§ WHAT IS NEEDED: Determine the number of lines containing the word "운동수행결과에", and state that figure alone.

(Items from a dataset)
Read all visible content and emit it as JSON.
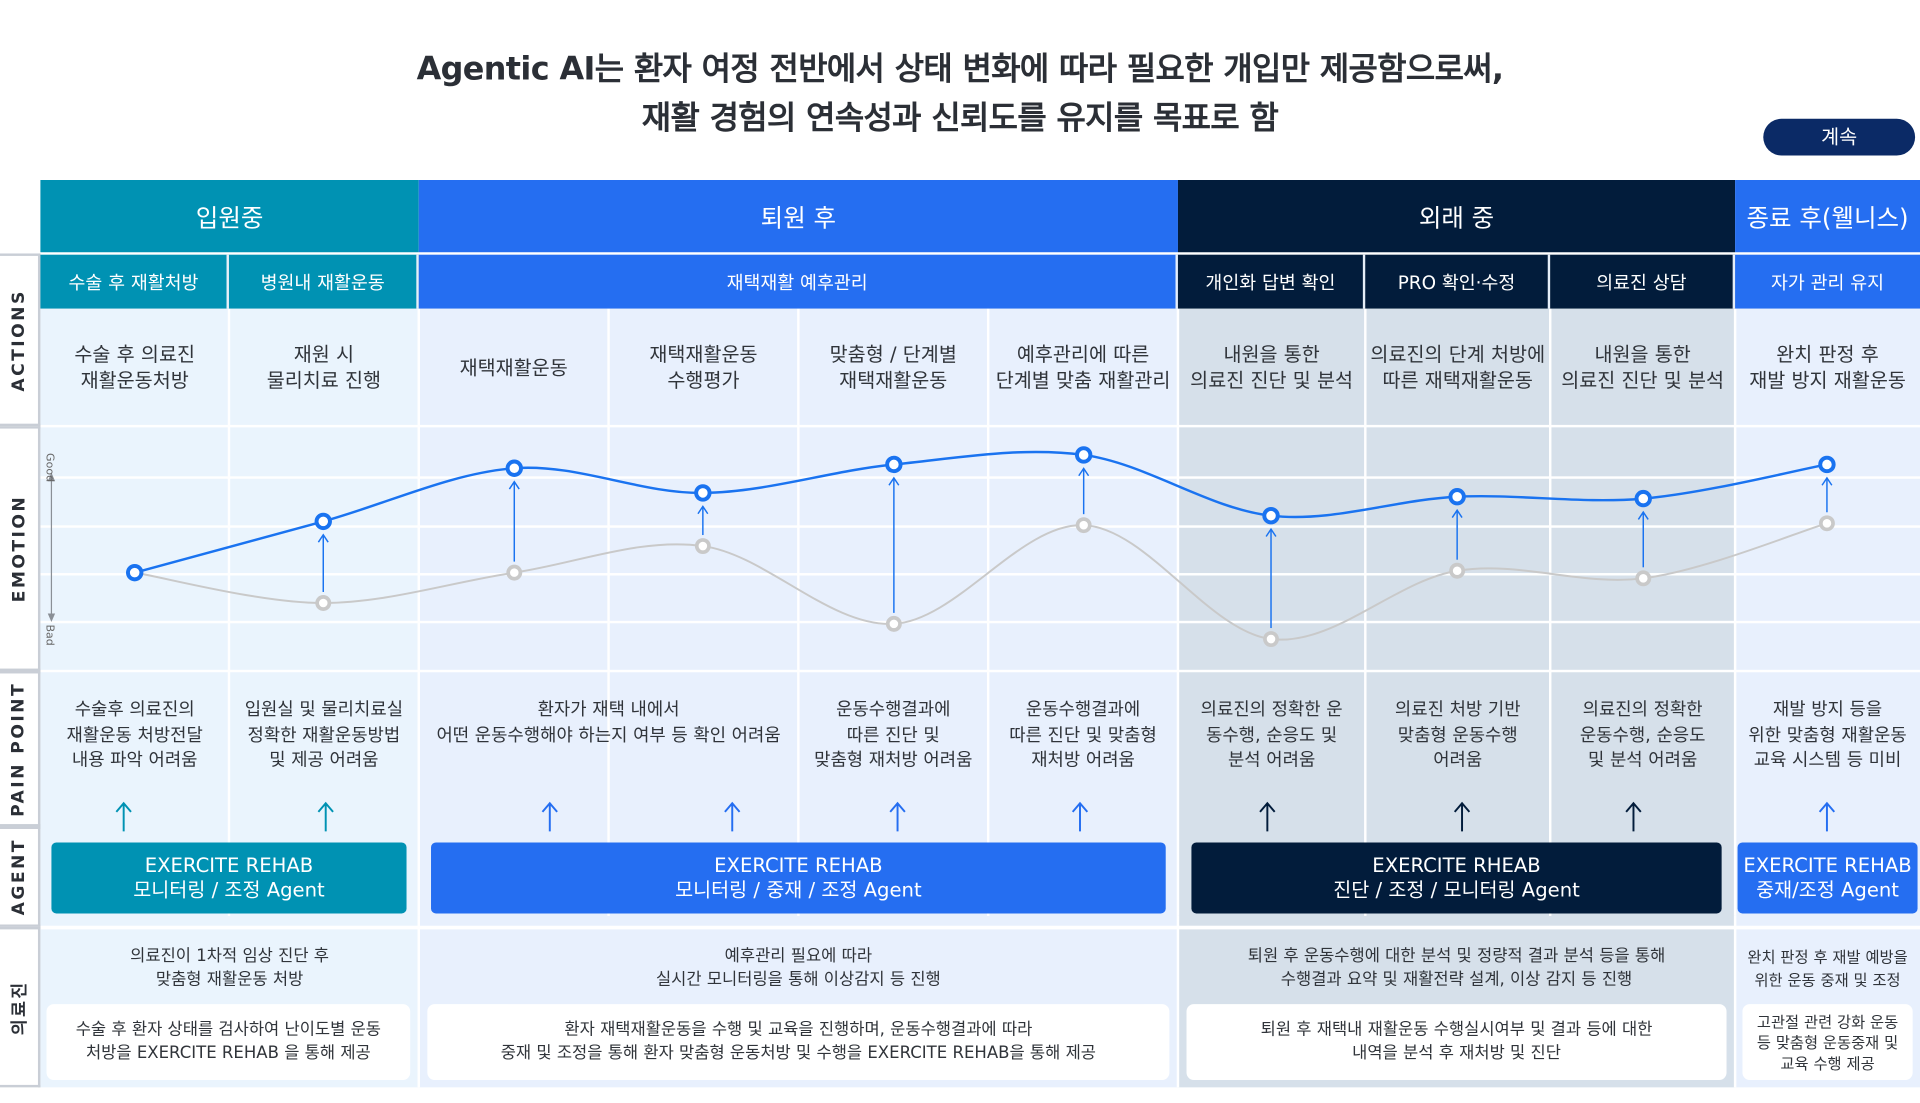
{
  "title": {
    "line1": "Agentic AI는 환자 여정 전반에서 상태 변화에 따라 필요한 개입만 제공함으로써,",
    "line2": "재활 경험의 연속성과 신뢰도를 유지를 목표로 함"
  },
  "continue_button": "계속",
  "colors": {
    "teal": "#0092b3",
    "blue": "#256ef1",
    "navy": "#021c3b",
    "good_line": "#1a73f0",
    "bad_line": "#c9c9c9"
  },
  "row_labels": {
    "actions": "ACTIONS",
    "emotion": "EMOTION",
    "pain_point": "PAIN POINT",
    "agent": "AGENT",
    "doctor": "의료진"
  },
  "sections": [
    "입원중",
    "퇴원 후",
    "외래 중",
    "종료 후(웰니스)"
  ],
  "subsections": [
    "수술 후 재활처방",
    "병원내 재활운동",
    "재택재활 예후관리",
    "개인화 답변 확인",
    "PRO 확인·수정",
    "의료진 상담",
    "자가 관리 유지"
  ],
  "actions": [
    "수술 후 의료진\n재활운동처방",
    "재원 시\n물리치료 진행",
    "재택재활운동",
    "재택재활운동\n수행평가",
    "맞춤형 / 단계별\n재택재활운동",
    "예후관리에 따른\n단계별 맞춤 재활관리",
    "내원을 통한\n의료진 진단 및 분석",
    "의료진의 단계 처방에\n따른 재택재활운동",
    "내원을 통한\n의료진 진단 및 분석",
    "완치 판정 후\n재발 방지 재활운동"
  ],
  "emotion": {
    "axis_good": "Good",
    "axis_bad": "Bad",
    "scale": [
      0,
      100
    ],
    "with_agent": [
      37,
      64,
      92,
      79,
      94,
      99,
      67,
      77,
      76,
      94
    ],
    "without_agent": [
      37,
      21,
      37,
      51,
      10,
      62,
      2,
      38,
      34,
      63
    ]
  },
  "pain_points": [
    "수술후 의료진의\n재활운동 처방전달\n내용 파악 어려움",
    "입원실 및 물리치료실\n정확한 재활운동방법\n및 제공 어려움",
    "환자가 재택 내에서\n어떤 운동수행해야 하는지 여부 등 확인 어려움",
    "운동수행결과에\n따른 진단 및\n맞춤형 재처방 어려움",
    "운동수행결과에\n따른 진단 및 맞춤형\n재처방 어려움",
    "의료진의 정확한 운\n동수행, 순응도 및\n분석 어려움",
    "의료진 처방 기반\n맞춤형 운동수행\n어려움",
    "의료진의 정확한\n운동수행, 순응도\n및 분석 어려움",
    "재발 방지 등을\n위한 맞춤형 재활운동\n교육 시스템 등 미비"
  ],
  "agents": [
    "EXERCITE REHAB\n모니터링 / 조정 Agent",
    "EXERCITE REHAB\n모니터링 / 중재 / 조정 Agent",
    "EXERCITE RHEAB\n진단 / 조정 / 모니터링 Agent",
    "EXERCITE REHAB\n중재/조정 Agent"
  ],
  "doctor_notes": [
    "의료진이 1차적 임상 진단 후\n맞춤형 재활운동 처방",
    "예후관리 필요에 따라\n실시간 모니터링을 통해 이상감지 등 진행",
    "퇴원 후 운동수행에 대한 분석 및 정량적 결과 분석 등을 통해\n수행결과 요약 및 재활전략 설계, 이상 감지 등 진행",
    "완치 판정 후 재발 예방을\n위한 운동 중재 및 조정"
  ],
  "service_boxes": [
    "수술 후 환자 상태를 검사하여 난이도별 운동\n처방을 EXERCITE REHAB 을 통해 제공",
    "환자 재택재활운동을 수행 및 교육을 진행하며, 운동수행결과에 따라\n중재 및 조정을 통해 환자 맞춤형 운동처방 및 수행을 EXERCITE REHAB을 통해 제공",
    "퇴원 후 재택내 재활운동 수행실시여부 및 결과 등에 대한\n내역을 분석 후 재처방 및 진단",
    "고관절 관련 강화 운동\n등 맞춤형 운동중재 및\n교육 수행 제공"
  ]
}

§ SOLUTION FOR THIS TASK: 3